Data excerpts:

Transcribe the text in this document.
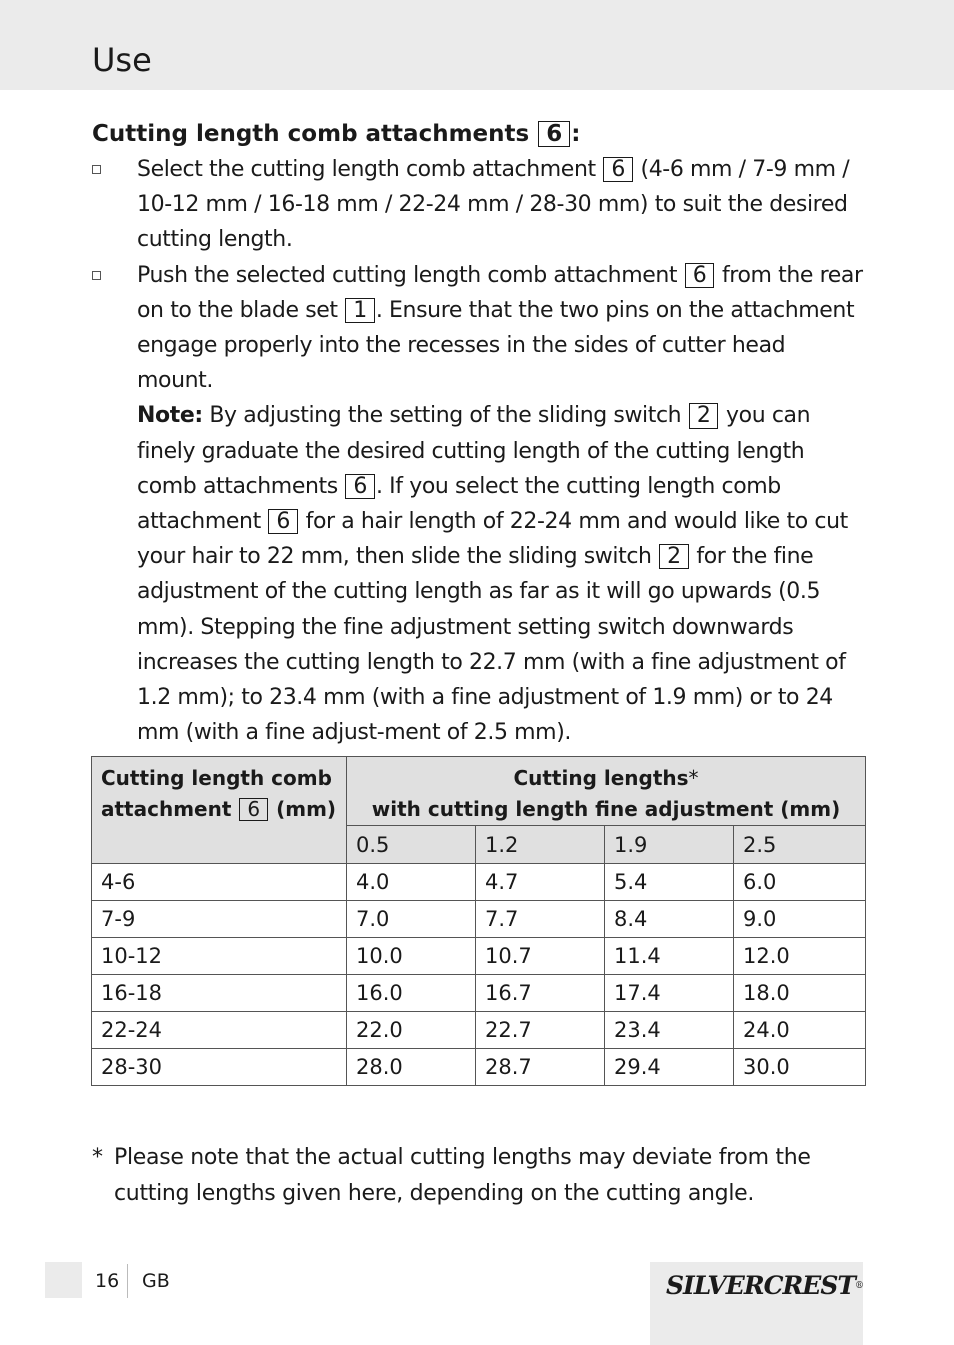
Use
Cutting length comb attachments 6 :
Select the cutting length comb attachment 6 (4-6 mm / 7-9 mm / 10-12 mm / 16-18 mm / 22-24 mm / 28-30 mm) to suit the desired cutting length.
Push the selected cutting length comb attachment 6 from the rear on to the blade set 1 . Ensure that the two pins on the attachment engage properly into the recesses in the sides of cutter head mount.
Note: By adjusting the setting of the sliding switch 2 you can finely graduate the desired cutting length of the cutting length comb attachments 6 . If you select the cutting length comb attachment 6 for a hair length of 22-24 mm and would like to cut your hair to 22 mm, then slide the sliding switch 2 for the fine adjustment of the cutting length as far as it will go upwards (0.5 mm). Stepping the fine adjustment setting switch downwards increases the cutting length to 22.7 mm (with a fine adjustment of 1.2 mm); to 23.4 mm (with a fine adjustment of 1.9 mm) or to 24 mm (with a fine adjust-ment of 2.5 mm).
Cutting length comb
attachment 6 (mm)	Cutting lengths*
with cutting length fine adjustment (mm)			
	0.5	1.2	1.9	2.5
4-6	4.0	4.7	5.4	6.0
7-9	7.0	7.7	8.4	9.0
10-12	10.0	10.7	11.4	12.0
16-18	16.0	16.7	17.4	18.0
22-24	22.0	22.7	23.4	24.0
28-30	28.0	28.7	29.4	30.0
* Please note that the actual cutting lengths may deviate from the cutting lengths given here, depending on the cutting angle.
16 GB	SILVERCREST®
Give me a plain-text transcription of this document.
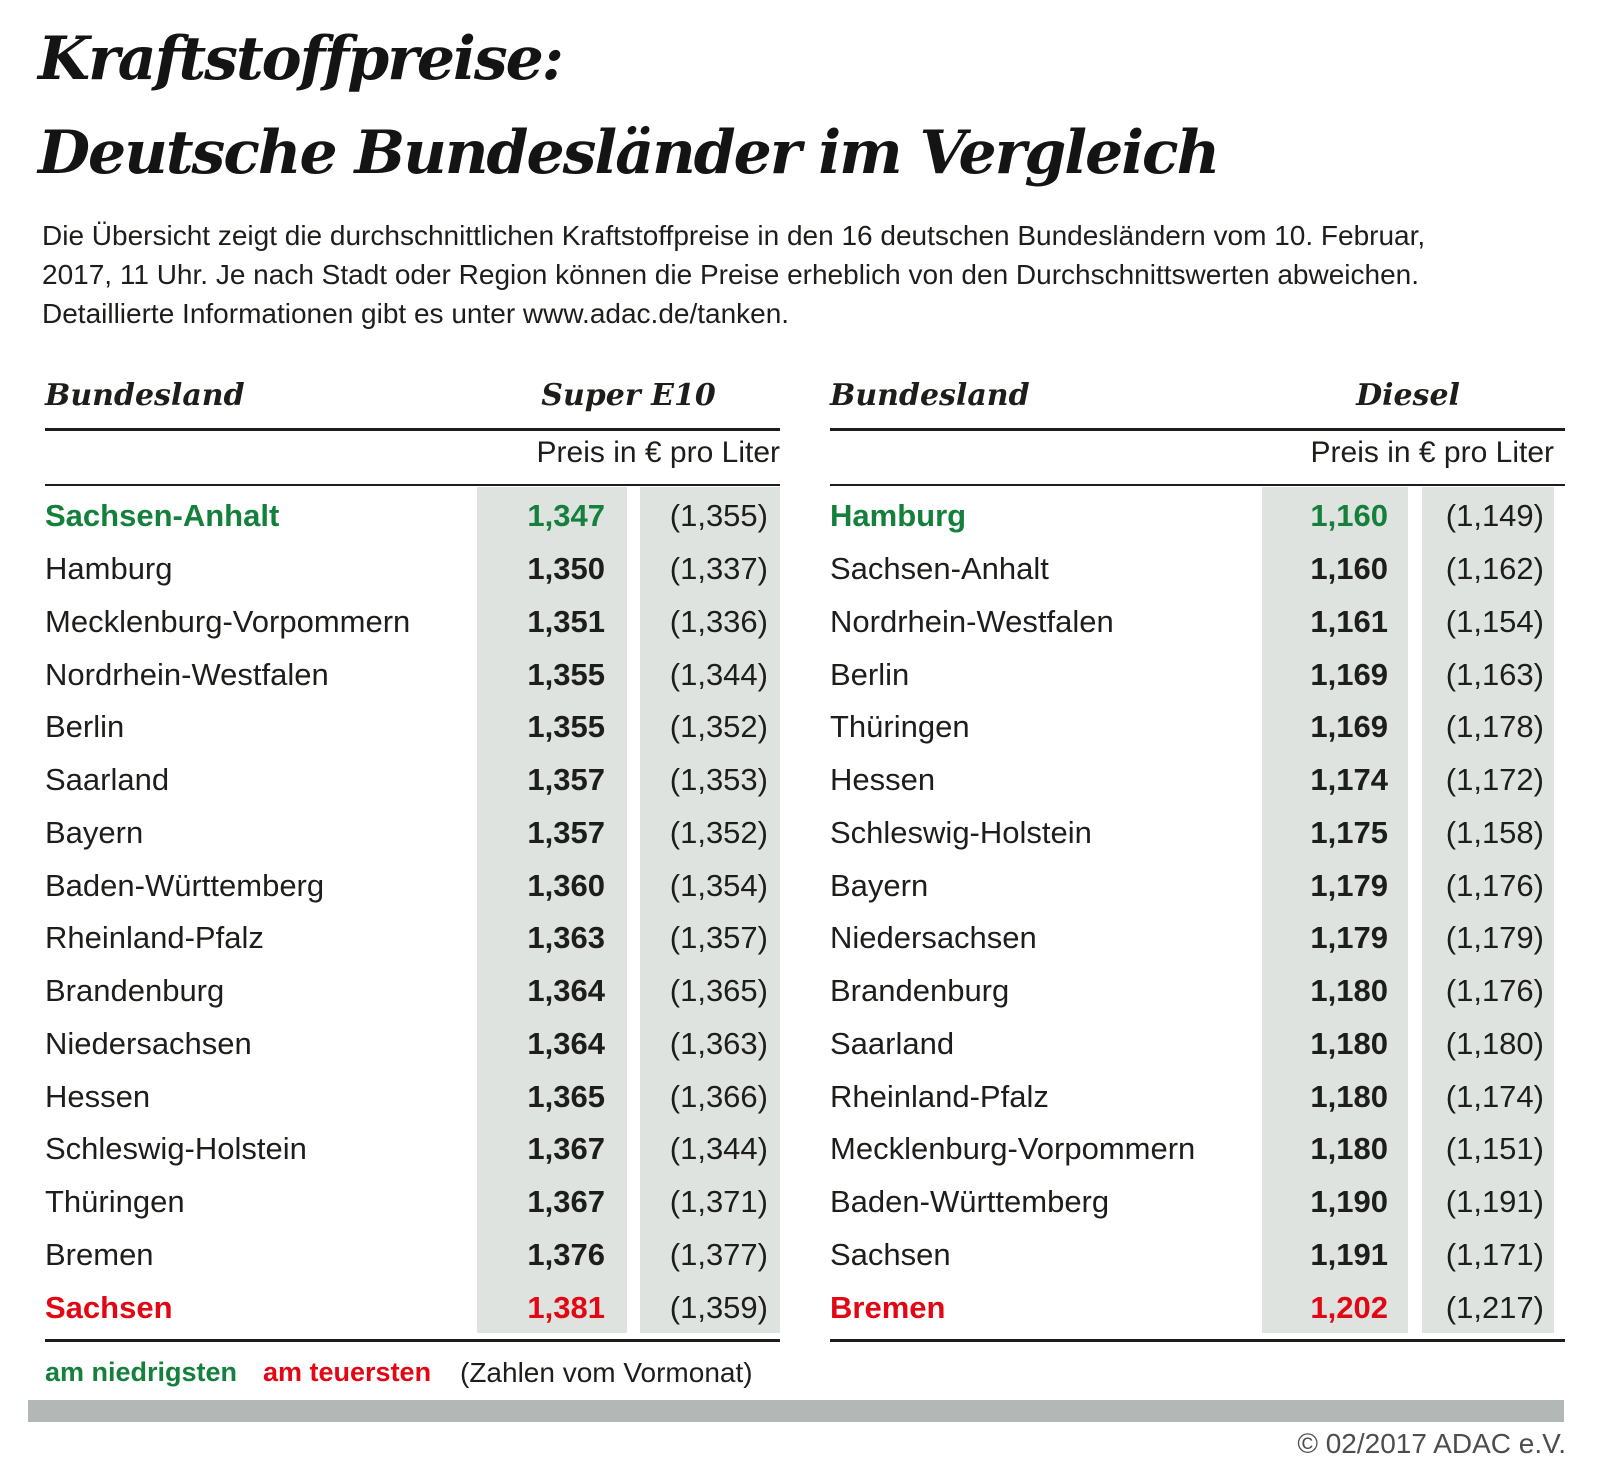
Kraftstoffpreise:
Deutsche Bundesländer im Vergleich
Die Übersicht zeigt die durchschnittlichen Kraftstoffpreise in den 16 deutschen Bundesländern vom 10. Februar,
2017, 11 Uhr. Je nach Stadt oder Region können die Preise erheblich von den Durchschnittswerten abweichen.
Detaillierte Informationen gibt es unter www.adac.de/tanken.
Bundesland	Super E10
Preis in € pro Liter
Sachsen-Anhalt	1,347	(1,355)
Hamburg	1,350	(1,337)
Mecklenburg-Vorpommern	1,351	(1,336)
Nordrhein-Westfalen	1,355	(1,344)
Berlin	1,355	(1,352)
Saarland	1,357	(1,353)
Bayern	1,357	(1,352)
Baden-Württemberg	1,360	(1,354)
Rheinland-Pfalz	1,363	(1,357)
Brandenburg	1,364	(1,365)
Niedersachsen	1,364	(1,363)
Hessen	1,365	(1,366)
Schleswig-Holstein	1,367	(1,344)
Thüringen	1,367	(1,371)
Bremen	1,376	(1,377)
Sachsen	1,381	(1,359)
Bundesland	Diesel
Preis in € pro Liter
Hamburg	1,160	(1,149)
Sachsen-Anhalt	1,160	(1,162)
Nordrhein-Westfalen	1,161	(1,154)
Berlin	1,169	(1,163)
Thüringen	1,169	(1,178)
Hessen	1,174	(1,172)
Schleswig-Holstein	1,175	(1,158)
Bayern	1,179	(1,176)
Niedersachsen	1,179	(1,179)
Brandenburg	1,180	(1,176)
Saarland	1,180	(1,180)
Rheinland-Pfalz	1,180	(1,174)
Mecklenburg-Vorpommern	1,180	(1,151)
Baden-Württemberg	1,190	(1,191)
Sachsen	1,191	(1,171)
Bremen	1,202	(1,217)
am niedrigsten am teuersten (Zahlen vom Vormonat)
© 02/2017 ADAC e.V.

Instructions to follow => Quote all the lines above exactly as given. Do not include the pictures.

Finished task =>
Transcribe the text in this document.
Use
Cutting length comb attachments 6 :
Select the cutting length comb attachment 6 (4-6 mm / 7-9 mm / 10-12 mm / 16-18 mm / 22-24 mm / 28-30 mm) to suit the desired cutting length.
Push the selected cutting length comb attachment 6 from the rear on to the blade set 1 . Ensure that the two pins on the attachment engage properly into the recesses in the sides of cutter head mount.
Note: By adjusting the setting of the sliding switch 2 you can finely graduate the desired cutting length of the cutting length comb attachments 6 . If you select the cutting length comb attachment 6 for a hair length of 22-24 mm and would like to cut your hair to 22 mm, then slide the sliding switch 2 for the fine adjustment of the cutting length as far as it will go upwards (0.5 mm). Stepping the fine adjustment setting switch downwards increases the cutting length to 22.7 mm (with a fine adjustment of 1.2 mm); to 23.4 mm (with a fine adjustment of 1.9 mm) or to 24 mm (with a fine adjust-ment of 2.5 mm).
Cutting length comb
attachment 6 (mm)	Cutting lengths*
with cutting length fine adjustment (mm)			
	0.5	1.2	1.9	2.5
4-6	4.0	4.7	5.4	6.0
7-9	7.0	7.7	8.4	9.0
10-12	10.0	10.7	11.4	12.0
16-18	16.0	16.7	17.4	18.0
22-24	22.0	22.7	23.4	24.0
28-30	28.0	28.7	29.4	30.0
* Please note that the actual cutting lengths may deviate from the cutting lengths given here, depending on the cutting angle.
16 GB	SILVERCREST®
Give me a plain-text transcription of this document.
Kraftstoffpreise:
Deutsche Bundesländer im Vergleich
Die Übersicht zeigt die durchschnittlichen Kraftstoffpreise in den 16 deutschen Bundesländern vom 10. Februar,
2017, 11 Uhr. Je nach Stadt oder Region können die Preise erheblich von den Durchschnittswerten abweichen.
Detaillierte Informationen gibt es unter www.adac.de/tanken.
Bundesland	Super E10
Preis in € pro Liter
Sachsen-Anhalt	1,347	(1,355)
Hamburg	1,350	(1,337)
Mecklenburg-Vorpommern	1,351	(1,336)
Nordrhein-Westfalen	1,355	(1,344)
Berlin	1,355	(1,352)
Saarland	1,357	(1,353)
Bayern	1,357	(1,352)
Baden-Württemberg	1,360	(1,354)
Rheinland-Pfalz	1,363	(1,357)
Brandenburg	1,364	(1,365)
Niedersachsen	1,364	(1,363)
Hessen	1,365	(1,366)
Schleswig-Holstein	1,367	(1,344)
Thüringen	1,367	(1,371)
Bremen	1,376	(1,377)
Sachsen	1,381	(1,359)
Bundesland	Diesel
Preis in € pro Liter
Hamburg	1,160	(1,149)
Sachsen-Anhalt	1,160	(1,162)
Nordrhein-Westfalen	1,161	(1,154)
Berlin	1,169	(1,163)
Thüringen	1,169	(1,178)
Hessen	1,174	(1,172)
Schleswig-Holstein	1,175	(1,158)
Bayern	1,179	(1,176)
Niedersachsen	1,179	(1,179)
Brandenburg	1,180	(1,176)
Saarland	1,180	(1,180)
Rheinland-Pfalz	1,180	(1,174)
Mecklenburg-Vorpommern	1,180	(1,151)
Baden-Württemberg	1,190	(1,191)
Sachsen	1,191	(1,171)
Bremen	1,202	(1,217)
am niedrigsten am teuersten (Zahlen vom Vormonat)
© 02/2017 ADAC e.V.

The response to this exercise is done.